* [What you should do] In the material below, reproduce word for word the section that opens with the line containing "Text: Module Locking" and closes with the line containing "Polygon shape <box>372 278 623 300</box>", both of those lines included.

* [Given entries]
┌──
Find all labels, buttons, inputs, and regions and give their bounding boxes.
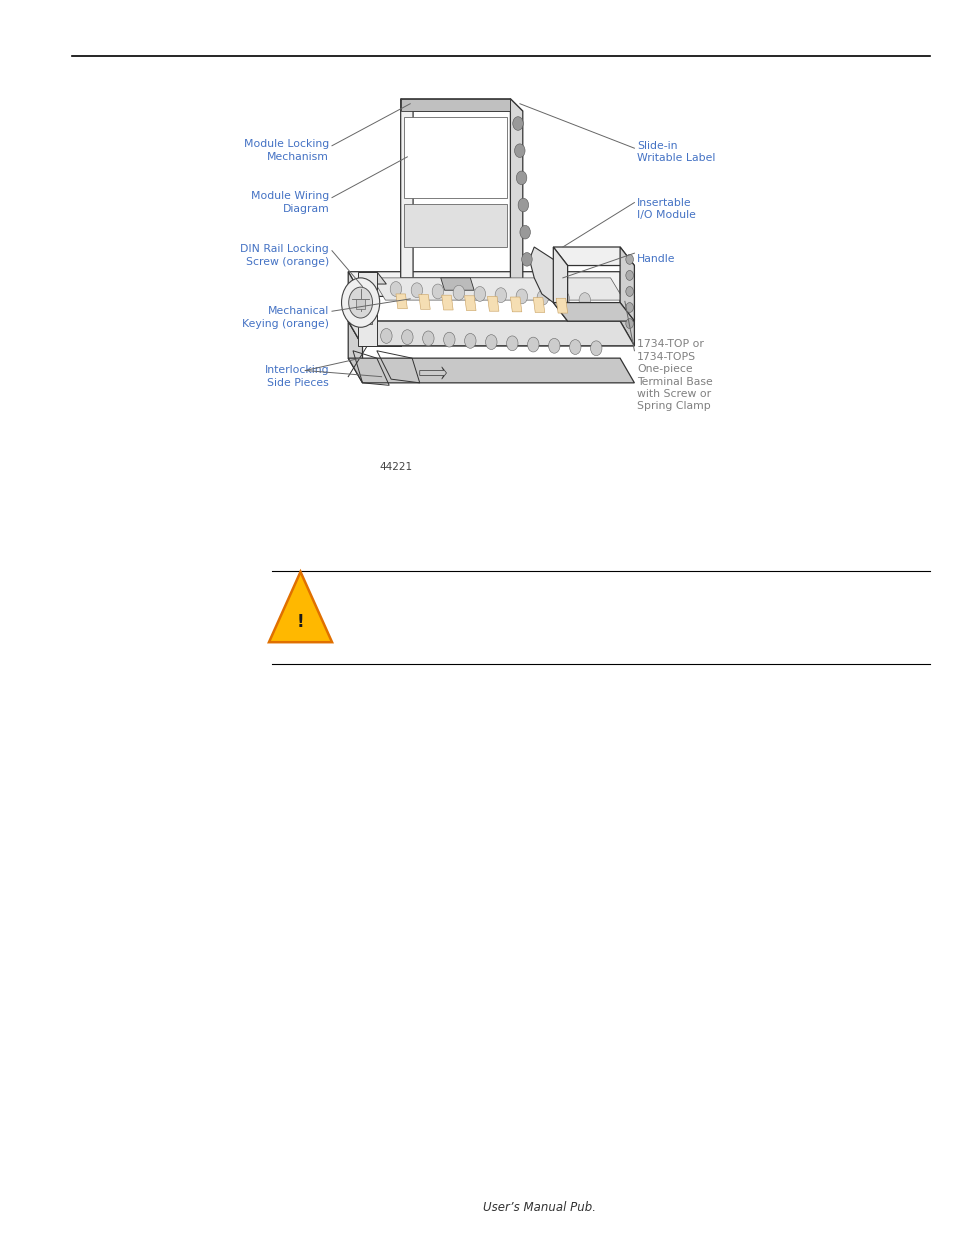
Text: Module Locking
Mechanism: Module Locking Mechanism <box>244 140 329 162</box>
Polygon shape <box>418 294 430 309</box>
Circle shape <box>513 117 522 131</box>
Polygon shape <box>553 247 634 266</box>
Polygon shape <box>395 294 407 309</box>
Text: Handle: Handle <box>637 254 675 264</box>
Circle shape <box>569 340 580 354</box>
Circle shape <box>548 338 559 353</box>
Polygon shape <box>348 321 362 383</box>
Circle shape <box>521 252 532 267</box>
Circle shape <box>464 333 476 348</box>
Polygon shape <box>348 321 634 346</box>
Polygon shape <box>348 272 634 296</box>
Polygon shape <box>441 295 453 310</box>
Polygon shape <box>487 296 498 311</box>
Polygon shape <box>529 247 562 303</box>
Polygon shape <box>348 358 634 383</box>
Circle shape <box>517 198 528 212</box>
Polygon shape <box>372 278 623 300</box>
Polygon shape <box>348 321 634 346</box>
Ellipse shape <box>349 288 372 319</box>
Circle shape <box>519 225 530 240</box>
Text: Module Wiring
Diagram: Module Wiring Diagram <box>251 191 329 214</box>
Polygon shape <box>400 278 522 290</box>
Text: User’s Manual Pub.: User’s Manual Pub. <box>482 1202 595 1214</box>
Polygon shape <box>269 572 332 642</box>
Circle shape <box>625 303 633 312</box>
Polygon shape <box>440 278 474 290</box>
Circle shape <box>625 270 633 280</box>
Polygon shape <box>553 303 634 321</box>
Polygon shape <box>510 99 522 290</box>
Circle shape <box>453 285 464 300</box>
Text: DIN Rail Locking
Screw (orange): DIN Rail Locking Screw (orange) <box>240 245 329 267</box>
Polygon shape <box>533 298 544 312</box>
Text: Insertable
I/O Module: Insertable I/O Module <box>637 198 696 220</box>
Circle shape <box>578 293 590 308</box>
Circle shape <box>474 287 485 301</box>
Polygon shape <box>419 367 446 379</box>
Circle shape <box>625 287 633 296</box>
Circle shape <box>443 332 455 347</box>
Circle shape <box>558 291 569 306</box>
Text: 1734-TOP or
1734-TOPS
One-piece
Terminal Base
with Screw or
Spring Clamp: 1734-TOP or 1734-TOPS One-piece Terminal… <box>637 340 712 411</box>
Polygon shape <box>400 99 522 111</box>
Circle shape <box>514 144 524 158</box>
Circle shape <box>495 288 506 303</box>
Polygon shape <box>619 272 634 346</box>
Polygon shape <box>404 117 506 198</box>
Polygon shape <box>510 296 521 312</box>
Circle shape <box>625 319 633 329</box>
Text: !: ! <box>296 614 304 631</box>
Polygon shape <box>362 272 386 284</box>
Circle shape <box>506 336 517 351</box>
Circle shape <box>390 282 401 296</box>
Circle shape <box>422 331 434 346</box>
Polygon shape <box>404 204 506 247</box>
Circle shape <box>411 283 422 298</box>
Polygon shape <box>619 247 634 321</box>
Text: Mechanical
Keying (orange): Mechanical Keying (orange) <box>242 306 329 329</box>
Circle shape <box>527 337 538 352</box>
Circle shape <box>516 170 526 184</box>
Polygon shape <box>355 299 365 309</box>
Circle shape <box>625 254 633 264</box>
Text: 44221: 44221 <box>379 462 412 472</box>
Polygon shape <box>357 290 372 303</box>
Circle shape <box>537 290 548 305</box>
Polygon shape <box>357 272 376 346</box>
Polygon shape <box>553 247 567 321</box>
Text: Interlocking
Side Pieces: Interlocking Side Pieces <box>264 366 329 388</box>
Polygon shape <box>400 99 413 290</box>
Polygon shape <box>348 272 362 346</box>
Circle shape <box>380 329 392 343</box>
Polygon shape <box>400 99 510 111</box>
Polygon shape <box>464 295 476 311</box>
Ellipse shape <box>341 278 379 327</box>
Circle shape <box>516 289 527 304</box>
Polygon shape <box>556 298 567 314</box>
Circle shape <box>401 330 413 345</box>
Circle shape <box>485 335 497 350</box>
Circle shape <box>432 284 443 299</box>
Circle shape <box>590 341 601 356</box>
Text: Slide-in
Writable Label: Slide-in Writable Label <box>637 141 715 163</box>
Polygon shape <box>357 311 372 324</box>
└──
┌──
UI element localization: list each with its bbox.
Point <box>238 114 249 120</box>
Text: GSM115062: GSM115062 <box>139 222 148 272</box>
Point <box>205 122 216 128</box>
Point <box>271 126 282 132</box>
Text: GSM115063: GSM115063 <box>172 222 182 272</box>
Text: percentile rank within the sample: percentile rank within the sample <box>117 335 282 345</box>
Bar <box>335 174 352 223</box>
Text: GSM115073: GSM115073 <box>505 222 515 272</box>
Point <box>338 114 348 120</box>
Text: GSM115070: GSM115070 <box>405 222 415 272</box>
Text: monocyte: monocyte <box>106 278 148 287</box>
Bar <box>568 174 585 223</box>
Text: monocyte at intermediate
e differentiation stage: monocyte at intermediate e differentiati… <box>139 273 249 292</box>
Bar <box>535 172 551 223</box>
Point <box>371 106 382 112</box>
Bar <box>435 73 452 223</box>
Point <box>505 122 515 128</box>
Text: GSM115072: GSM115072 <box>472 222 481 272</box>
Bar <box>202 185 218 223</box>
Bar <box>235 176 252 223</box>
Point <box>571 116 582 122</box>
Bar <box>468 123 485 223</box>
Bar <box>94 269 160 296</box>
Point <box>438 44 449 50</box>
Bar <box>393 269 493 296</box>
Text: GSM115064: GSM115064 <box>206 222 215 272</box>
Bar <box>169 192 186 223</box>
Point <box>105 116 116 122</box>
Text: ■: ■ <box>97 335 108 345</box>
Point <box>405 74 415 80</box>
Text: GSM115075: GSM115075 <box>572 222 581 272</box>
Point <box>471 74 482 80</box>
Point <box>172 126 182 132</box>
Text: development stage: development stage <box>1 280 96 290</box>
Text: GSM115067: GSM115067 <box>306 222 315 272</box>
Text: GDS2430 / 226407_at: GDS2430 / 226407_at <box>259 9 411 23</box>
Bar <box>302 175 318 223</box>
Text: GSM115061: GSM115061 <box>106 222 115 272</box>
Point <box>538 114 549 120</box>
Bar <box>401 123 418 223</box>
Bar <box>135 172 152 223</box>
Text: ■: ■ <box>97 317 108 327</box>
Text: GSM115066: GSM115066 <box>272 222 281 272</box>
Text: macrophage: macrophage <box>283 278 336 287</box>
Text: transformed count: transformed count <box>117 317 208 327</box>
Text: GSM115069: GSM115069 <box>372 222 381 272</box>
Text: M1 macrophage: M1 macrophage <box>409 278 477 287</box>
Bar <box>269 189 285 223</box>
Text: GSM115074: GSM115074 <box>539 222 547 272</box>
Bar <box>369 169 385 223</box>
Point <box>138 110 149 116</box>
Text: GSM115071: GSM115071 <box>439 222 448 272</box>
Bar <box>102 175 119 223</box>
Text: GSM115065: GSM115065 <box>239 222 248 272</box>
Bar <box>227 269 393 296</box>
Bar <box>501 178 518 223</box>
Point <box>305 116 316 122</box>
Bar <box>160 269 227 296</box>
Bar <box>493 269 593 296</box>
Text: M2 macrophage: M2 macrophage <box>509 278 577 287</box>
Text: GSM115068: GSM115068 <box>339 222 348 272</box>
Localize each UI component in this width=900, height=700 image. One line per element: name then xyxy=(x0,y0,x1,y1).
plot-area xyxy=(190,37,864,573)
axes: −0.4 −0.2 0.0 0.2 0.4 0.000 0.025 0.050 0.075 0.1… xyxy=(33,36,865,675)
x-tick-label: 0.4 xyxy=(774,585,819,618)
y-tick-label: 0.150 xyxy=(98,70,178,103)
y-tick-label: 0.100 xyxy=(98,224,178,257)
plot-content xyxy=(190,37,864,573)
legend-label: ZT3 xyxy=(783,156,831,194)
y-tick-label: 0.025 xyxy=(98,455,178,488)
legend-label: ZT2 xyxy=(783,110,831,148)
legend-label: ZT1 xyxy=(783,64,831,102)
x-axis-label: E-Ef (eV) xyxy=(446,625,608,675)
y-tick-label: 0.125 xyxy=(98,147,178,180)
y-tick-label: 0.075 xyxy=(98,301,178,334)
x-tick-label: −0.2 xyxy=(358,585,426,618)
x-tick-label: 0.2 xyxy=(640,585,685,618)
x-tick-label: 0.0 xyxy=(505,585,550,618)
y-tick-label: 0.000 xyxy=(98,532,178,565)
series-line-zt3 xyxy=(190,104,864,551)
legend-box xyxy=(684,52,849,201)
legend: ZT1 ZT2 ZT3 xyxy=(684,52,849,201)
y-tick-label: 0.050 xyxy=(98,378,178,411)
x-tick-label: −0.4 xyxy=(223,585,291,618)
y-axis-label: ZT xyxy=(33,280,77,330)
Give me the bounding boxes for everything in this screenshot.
└──
┌──
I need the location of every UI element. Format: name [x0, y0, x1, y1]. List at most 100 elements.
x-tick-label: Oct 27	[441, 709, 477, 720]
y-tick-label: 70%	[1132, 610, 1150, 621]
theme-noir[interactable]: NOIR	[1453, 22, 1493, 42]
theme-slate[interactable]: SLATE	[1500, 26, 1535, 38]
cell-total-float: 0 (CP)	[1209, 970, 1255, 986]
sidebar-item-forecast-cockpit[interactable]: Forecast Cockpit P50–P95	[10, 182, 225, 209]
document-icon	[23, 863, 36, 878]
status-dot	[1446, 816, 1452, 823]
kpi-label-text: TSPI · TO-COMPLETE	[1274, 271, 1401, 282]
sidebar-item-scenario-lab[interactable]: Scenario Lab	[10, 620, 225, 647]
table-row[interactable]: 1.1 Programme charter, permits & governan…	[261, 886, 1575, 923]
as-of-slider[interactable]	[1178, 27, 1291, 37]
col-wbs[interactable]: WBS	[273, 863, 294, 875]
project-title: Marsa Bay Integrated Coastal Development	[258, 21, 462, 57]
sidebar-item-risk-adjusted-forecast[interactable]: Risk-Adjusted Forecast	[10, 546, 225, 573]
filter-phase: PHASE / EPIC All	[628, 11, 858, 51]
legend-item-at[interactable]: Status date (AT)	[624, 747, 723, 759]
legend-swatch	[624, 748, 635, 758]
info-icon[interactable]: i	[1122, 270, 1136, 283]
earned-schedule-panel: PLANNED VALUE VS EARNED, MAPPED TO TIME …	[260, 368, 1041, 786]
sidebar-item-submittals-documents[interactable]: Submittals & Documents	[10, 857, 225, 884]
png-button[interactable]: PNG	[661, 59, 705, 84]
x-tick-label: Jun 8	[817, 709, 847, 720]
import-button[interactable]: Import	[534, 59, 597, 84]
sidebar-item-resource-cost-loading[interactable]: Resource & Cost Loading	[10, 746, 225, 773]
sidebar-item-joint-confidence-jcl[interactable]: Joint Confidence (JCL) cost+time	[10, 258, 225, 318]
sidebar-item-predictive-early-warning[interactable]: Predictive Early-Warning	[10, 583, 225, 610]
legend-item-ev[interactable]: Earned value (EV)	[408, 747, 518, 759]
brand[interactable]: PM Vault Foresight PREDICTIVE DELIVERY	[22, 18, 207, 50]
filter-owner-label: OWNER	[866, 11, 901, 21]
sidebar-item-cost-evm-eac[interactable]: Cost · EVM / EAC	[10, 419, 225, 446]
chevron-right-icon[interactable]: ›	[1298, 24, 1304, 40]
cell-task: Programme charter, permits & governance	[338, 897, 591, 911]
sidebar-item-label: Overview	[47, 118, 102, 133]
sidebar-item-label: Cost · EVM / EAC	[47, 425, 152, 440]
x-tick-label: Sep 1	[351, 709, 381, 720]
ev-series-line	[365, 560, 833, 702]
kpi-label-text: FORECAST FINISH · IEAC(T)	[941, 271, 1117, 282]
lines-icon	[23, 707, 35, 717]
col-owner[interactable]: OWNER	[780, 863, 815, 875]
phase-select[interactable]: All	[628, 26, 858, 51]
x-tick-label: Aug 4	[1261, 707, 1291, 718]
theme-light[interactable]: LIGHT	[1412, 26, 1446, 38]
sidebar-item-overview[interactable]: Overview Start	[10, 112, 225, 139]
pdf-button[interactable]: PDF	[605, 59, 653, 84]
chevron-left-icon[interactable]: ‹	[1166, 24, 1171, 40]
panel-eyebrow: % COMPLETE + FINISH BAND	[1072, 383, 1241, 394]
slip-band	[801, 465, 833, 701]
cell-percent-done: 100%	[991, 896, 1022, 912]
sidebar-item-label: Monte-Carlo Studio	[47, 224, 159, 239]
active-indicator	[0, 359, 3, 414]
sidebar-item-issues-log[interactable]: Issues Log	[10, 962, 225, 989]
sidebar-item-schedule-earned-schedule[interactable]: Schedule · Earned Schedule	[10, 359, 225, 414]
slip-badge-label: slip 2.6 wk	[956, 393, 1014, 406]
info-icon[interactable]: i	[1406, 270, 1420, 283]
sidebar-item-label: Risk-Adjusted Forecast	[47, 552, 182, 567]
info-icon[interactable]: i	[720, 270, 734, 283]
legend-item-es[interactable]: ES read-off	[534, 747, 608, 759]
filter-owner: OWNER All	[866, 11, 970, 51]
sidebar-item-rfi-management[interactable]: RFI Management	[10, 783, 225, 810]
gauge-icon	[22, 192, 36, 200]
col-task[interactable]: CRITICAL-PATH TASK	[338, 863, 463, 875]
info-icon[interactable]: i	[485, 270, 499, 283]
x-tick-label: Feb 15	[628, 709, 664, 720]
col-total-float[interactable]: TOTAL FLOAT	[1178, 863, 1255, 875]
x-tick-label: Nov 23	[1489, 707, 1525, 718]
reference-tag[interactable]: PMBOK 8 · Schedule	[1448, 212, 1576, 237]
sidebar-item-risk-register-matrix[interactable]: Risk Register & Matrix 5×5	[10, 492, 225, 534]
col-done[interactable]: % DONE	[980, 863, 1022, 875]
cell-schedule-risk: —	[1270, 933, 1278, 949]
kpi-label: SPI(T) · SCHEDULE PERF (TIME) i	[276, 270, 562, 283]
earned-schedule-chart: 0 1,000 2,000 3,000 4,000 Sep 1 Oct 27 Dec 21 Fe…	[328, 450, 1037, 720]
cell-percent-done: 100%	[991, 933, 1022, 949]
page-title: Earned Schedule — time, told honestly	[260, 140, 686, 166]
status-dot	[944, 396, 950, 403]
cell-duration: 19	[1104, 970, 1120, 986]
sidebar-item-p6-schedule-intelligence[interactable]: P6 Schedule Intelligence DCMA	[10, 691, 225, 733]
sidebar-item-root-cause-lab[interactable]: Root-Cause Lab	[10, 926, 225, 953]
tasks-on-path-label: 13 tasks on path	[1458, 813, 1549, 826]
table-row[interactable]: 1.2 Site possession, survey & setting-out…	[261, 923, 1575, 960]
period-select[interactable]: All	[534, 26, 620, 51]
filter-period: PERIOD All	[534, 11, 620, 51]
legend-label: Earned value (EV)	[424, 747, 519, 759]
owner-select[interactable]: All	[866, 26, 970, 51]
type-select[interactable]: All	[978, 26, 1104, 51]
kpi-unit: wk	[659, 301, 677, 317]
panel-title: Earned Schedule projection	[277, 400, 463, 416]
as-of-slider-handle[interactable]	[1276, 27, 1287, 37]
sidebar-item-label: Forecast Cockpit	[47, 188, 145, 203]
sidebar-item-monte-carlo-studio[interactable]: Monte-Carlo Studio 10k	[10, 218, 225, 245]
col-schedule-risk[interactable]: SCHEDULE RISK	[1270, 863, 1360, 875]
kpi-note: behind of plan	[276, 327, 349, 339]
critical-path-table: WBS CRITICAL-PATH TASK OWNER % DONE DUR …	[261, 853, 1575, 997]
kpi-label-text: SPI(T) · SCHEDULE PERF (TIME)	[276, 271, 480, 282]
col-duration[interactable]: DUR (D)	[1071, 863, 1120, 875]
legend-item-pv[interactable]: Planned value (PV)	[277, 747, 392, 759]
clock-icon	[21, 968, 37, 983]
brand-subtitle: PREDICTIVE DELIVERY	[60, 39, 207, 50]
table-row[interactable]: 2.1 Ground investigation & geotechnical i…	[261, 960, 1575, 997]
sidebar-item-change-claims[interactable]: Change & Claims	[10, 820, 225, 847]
└──
* [In response]
Text: Module Locking
Mechanism: Module Locking Mechanism <box>244 140 329 162</box>
Polygon shape <box>418 294 430 309</box>
Circle shape <box>513 117 522 131</box>
Polygon shape <box>553 247 634 266</box>
Polygon shape <box>395 294 407 309</box>
Text: Handle: Handle <box>637 254 675 264</box>
Circle shape <box>569 340 580 354</box>
Circle shape <box>548 338 559 353</box>
Polygon shape <box>348 321 362 383</box>
Circle shape <box>521 252 532 267</box>
Circle shape <box>464 333 476 348</box>
Polygon shape <box>348 321 634 346</box>
Polygon shape <box>348 272 634 296</box>
Polygon shape <box>441 295 453 310</box>
Polygon shape <box>487 296 498 311</box>
Polygon shape <box>529 247 562 303</box>
Polygon shape <box>348 358 634 383</box>
Circle shape <box>517 198 528 212</box>
Polygon shape <box>372 278 623 300</box>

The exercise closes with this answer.